Entries with figure data
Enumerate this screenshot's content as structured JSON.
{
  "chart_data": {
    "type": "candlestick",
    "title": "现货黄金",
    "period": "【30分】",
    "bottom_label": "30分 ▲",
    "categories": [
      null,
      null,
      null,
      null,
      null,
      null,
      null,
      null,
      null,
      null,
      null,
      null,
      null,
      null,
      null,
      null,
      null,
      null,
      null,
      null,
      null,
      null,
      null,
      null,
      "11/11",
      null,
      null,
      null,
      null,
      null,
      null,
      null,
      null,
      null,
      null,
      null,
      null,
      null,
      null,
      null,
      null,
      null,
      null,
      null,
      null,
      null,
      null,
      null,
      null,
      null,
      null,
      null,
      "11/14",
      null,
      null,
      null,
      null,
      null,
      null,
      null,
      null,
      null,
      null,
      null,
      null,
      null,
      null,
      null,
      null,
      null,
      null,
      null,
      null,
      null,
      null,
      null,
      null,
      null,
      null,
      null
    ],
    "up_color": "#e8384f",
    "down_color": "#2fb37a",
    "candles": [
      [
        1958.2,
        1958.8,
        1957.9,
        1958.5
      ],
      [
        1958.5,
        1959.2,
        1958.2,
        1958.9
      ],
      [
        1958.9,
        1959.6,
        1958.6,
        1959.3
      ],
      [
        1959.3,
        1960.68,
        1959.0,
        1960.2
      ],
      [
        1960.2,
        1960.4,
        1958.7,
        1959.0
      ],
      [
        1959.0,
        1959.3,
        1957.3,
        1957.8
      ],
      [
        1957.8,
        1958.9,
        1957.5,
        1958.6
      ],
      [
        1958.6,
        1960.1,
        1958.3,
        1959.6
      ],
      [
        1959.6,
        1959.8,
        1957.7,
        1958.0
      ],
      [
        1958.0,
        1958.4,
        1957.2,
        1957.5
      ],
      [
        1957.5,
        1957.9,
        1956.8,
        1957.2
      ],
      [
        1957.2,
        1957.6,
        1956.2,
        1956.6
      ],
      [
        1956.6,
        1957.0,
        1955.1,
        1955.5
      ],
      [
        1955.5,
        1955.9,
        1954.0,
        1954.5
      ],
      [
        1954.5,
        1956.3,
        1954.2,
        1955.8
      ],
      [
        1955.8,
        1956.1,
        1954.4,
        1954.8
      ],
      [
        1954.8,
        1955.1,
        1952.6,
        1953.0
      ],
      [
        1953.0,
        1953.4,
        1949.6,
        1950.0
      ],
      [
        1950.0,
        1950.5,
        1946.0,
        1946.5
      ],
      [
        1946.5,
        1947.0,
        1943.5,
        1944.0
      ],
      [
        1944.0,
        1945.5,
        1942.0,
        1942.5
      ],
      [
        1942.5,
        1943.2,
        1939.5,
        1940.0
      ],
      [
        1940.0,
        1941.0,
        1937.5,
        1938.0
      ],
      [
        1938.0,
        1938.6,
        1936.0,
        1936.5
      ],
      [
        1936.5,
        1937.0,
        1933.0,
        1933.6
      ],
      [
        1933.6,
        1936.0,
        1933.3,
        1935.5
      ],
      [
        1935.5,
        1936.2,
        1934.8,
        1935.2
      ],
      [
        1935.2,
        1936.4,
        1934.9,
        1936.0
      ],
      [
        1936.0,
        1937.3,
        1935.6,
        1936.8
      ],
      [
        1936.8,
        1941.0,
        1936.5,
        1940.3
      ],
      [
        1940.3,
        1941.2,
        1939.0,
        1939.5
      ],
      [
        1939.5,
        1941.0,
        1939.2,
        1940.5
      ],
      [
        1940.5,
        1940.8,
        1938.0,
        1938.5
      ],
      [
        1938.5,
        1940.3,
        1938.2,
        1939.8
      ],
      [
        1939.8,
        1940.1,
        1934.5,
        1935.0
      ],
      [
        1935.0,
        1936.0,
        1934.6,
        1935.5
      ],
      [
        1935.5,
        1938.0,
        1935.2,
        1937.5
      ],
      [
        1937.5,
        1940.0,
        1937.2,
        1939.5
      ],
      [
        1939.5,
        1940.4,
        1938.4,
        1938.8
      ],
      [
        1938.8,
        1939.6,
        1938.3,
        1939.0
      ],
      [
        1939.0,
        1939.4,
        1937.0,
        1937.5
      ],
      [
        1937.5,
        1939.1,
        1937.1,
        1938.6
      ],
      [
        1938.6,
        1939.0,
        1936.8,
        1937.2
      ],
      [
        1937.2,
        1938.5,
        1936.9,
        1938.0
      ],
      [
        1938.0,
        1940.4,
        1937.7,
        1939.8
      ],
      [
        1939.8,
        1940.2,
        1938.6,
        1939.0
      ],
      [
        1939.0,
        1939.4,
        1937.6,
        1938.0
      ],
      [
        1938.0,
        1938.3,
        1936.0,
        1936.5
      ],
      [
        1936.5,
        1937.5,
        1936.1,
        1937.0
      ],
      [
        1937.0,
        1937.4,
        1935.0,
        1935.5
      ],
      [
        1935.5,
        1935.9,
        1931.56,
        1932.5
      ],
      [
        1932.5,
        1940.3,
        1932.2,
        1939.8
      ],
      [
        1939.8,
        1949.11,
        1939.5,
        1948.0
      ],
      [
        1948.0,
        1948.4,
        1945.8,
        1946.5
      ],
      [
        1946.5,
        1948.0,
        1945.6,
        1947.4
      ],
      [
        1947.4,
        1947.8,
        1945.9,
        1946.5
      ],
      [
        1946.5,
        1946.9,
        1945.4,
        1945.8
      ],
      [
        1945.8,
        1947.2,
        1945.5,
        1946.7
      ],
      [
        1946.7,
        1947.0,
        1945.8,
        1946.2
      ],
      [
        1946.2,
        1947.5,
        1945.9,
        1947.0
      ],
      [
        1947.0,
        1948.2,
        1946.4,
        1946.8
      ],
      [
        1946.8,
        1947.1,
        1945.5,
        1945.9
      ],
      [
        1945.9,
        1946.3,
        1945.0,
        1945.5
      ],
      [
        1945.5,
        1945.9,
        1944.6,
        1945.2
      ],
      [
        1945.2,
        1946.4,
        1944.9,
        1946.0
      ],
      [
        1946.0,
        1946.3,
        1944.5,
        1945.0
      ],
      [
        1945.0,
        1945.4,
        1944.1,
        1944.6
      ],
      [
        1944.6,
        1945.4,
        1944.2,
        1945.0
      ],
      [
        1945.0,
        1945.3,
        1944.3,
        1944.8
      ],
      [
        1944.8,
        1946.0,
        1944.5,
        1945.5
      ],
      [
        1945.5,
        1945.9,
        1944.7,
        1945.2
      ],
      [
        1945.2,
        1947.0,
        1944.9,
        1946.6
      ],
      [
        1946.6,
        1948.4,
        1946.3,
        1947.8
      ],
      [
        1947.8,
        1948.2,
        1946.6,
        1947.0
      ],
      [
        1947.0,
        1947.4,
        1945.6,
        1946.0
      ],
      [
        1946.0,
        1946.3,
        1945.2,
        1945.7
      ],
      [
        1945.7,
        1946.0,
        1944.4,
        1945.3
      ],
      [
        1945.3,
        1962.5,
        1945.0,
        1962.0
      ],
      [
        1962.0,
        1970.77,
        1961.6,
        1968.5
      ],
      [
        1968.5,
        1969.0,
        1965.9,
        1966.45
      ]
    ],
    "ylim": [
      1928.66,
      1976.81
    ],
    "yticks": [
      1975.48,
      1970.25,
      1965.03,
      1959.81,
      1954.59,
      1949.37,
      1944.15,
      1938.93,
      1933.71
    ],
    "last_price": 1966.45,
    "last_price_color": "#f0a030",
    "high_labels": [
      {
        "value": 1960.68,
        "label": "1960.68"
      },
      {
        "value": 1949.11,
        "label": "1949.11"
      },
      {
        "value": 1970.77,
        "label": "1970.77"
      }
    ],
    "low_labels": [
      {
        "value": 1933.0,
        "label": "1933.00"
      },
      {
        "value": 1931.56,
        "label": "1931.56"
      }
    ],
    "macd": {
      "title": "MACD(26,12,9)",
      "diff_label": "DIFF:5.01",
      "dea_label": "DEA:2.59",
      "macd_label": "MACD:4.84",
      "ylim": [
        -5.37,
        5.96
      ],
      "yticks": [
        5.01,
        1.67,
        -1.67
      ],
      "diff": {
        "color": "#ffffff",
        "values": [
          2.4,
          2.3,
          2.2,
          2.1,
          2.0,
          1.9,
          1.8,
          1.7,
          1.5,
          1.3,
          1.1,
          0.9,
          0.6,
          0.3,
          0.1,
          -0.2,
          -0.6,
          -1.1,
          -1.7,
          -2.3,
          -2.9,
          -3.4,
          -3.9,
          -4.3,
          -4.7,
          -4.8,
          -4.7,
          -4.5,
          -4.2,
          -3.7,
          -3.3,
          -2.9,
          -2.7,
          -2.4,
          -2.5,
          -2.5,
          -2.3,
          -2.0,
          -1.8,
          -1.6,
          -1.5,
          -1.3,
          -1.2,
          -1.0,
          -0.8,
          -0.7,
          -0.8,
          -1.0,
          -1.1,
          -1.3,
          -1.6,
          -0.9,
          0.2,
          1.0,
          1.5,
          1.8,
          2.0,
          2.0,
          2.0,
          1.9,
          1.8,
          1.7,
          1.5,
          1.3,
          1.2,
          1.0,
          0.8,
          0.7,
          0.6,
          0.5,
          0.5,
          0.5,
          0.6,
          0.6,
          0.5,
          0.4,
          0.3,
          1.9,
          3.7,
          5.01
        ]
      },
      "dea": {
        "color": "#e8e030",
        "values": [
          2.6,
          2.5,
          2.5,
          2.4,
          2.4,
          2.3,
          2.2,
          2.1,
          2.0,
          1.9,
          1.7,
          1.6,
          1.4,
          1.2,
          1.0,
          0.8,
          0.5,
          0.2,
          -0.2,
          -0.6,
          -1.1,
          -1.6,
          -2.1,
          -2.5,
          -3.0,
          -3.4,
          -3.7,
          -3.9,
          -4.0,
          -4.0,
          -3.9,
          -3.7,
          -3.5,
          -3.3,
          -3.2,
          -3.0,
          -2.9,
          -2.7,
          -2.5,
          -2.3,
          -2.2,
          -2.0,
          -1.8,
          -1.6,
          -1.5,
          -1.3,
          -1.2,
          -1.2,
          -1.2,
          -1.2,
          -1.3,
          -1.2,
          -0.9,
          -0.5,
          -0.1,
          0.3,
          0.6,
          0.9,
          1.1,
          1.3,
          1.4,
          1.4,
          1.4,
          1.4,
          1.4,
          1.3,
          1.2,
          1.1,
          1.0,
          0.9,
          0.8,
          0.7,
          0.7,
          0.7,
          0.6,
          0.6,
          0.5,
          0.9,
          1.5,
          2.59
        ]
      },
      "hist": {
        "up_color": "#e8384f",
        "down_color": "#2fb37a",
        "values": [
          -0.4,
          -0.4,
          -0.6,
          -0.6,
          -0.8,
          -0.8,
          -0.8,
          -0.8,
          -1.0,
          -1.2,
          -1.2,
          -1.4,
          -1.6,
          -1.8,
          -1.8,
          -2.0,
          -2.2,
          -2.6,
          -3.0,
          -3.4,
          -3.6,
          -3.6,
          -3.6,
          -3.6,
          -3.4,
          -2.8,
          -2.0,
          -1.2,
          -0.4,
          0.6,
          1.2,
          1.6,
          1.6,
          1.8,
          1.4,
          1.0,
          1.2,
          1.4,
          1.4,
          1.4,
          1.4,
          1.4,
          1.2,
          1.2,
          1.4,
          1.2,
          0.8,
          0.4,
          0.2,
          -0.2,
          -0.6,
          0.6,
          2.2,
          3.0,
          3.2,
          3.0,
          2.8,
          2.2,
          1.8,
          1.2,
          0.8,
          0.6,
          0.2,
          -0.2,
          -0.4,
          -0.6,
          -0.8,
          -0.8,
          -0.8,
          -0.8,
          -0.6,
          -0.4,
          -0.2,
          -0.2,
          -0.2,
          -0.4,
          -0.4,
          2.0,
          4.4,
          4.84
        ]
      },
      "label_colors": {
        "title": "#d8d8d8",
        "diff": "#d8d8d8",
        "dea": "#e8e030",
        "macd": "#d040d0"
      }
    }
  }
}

Exercise details: Go through the listing above and pull out each line containing the word "title".

Result of this task:
    "title": "现货黄金",
      "title": "MACD(26,12,9)",
        "title": "#d8d8d8",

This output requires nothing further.